__TASK INSTRUCTIONS__: Please quote every line word for word.

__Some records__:
---

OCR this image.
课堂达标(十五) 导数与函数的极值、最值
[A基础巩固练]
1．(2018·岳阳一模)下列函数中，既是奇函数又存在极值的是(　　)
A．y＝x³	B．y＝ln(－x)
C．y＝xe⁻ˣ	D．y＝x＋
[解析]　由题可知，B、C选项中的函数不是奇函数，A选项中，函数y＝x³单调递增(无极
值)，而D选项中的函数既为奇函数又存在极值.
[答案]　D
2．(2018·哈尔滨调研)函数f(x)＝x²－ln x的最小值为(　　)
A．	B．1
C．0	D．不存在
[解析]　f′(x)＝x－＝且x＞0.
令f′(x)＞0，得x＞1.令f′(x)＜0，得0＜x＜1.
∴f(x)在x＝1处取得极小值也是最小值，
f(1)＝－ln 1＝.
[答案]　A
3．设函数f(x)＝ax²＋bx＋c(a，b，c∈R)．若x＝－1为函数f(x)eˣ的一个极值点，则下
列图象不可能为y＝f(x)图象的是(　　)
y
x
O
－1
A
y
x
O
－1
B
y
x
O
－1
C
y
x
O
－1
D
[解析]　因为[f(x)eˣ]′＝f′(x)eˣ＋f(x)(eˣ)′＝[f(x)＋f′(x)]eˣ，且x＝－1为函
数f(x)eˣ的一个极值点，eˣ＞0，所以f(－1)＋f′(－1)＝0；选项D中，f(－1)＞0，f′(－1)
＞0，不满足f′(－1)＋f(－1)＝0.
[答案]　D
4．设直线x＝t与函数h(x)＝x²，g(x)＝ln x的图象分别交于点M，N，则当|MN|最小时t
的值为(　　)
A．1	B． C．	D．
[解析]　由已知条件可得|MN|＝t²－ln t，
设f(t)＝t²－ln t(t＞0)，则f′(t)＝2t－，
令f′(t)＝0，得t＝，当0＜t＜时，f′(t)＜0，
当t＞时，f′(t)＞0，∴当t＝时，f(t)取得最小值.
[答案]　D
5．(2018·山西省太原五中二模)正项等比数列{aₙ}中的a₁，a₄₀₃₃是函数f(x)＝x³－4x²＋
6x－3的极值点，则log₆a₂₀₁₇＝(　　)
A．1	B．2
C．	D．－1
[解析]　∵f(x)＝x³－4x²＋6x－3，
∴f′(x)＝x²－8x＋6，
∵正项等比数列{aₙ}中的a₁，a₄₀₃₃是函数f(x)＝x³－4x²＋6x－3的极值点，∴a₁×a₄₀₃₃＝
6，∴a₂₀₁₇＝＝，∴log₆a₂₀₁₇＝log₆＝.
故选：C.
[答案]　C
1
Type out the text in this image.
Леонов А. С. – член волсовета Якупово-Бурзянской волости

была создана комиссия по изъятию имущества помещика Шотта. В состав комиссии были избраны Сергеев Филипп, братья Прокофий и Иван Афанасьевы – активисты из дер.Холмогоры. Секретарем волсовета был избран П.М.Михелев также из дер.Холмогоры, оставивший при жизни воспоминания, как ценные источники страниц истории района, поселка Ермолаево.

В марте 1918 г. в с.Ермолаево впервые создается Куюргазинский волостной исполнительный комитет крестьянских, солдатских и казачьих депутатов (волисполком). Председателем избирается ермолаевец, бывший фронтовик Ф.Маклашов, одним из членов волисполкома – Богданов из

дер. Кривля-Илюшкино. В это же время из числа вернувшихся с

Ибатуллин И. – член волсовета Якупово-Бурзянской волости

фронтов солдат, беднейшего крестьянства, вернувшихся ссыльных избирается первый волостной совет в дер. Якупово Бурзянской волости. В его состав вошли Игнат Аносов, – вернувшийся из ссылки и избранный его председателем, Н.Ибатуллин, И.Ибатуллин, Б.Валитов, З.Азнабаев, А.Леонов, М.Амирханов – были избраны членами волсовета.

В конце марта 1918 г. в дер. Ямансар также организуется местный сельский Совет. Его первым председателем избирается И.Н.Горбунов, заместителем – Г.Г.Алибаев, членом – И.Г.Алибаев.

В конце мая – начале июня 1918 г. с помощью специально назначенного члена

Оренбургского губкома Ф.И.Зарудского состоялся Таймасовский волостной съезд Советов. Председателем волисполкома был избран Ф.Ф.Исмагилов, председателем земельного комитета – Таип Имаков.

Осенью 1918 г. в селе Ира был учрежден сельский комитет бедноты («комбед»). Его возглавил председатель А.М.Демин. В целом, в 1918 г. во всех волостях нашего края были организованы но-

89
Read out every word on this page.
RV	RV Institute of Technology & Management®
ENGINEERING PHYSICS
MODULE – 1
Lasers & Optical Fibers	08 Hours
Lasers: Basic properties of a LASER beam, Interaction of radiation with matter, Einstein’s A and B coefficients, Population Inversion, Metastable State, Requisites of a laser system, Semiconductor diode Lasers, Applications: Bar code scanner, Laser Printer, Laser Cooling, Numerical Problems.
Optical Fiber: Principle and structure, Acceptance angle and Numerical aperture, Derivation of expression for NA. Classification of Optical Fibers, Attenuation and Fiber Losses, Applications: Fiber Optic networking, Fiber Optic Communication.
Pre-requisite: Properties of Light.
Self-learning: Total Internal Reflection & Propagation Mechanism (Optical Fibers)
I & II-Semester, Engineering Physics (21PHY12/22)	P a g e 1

---

__ANSWER FOR THE TASK__:
OCR this image.
课堂达标(十五) 导数与函数的极值、最值
[A基础巩固练]
1．(2018·岳阳一模)下列函数中，既是奇函数又存在极值的是(　　)
A．y＝x³	B．y＝ln(－x)
C．y＝xe⁻ˣ	D．y＝x＋
[解析]　由题可知，B、C选项中的函数不是奇函数，A选项中，函数y＝x³单调递增(无极
值)，而D选项中的函数既为奇函数又存在极值.
[答案]　D
2．(2018·哈尔滨调研)函数f(x)＝x²－ln x的最小值为(　　)
A．	B．1
C．0	D．不存在
[解析]　f′(x)＝x－＝且x＞0.
令f′(x)＞0，得x＞1.令f′(x)＜0，得0＜x＜1.
∴f(x)在x＝1处取得极小值也是最小值，
f(1)＝－ln 1＝.
[答案]　A
3．设函数f(x)＝ax²＋bx＋c(a，b，c∈R)．若x＝－1为函数f(x)eˣ的一个极值点，则下
列图象不可能为y＝f(x)图象的是(　　)
y
x
O
－1
A
y
x
O
－1
B
y
x
O
－1
C
y
x
O
－1
D
[解析]　因为[f(x)eˣ]′＝f′(x)eˣ＋f(x)(eˣ)′＝[f(x)＋f′(x)]eˣ，且x＝－1为函
数f(x)eˣ的一个极值点，eˣ＞0，所以f(－1)＋f′(－1)＝0；选项D中，f(－1)＞0，f′(－1)
＞0，不满足f′(－1)＋f(－1)＝0.
[答案]　D
4．设直线x＝t与函数h(x)＝x²，g(x)＝ln x的图象分别交于点M，N，则当|MN|最小时t
的值为(　　)
A．1	B． C．	D．
[解析]　由已知条件可得|MN|＝t²－ln t，
设f(t)＝t²－ln t(t＞0)，则f′(t)＝2t－，
令f′(t)＝0，得t＝，当0＜t＜时，f′(t)＜0，
当t＞时，f′(t)＞0，∴当t＝时，f(t)取得最小值.
[答案]　D
5．(2018·山西省太原五中二模)正项等比数列{aₙ}中的a₁，a₄₀₃₃是函数f(x)＝x³－4x²＋
6x－3的极值点，则log₆a₂₀₁₇＝(　　)
A．1	B．2
C．	D．－1
[解析]　∵f(x)＝x³－4x²＋6x－3，
∴f′(x)＝x²－8x＋6，
∵正项等比数列{aₙ}中的a₁，a₄₀₃₃是函数f(x)＝x³－4x²＋6x－3的极值点，∴a₁×a₄₀₃₃＝
6，∴a₂₀₁₇＝＝，∴log₆a₂₀₁₇＝log₆＝.
故选：C.
[答案]　C
1
Type out the text in this image.
Леонов А. С. – член волсовета Якупово-Бурзянской волости

была создана комиссия по изъятию имущества помещика Шотта. В состав комиссии были избраны Сергеев Филипп, братья Прокофий и Иван Афанасьевы – активисты из дер.Холмогоры. Секретарем волсовета был избран П.М.Михелев также из дер.Холмогоры, оставивший при жизни воспоминания, как ценные источники страниц истории района, поселка Ермолаево.

В марте 1918 г. в с.Ермолаево впервые создается Куюргазинский волостной исполнительный комитет крестьянских, солдатских и казачьих депутатов (волисполком). Председателем избирается ермолаевец, бывший фронтовик Ф.Маклашов, одним из членов волисполкома – Богданов из

дер. Кривля-Илюшкино. В это же время из числа вернувшихся с

Ибатуллин И. – член волсовета Якупово-Бурзянской волости

фронтов солдат, беднейшего крестьянства, вернувшихся ссыльных избирается первый волостной совет в дер. Якупово Бурзянской волости. В его состав вошли Игнат Аносов, – вернувшийся из ссылки и избранный его председателем, Н.Ибатуллин, И.Ибатуллин, Б.Валитов, З.Азнабаев, А.Леонов, М.Амирханов – были избраны членами волсовета.

В конце марта 1918 г. в дер. Ямансар также организуется местный сельский Совет. Его первым председателем избирается И.Н.Горбунов, заместителем – Г.Г.Алибаев, членом – И.Г.Алибаев.

В конце мая – начале июня 1918 г. с помощью специально назначенного члена

Оренбургского губкома Ф.И.Зарудского состоялся Таймасовский волостной съезд Советов. Председателем волисполкома был избран Ф.Ф.Исмагилов, председателем земельного комитета – Таип Имаков.

Осенью 1918 г. в селе Ира был учрежден сельский комитет бедноты («комбед»). Его возглавил председатель А.М.Демин. В целом, в 1918 г. во всех волостях нашего края были организованы но-

89
Read out every word on this page.
RV	RV Institute of Technology & Management®
ENGINEERING PHYSICS
MODULE – 1
Lasers & Optical Fibers	08 Hours
Lasers: Basic properties of a LASER beam, Interaction of radiation with matter, Einstein’s A and B coefficients, Population Inversion, Metastable State, Requisites of a laser system, Semiconductor diode Lasers, Applications: Bar code scanner, Laser Printer, Laser Cooling, Numerical Problems.
Optical Fiber: Principle and structure, Acceptance angle and Numerical aperture, Derivation of expression for NA. Classification of Optical Fibers, Attenuation and Fiber Losses, Applications: Fiber Optic networking, Fiber Optic Communication.
Pre-requisite: Properties of Light.
Self-learning: Total Internal Reflection & Propagation Mechanism (Optical Fibers)
I & II-Semester, Engineering Physics (21PHY12/22)	P a g e 1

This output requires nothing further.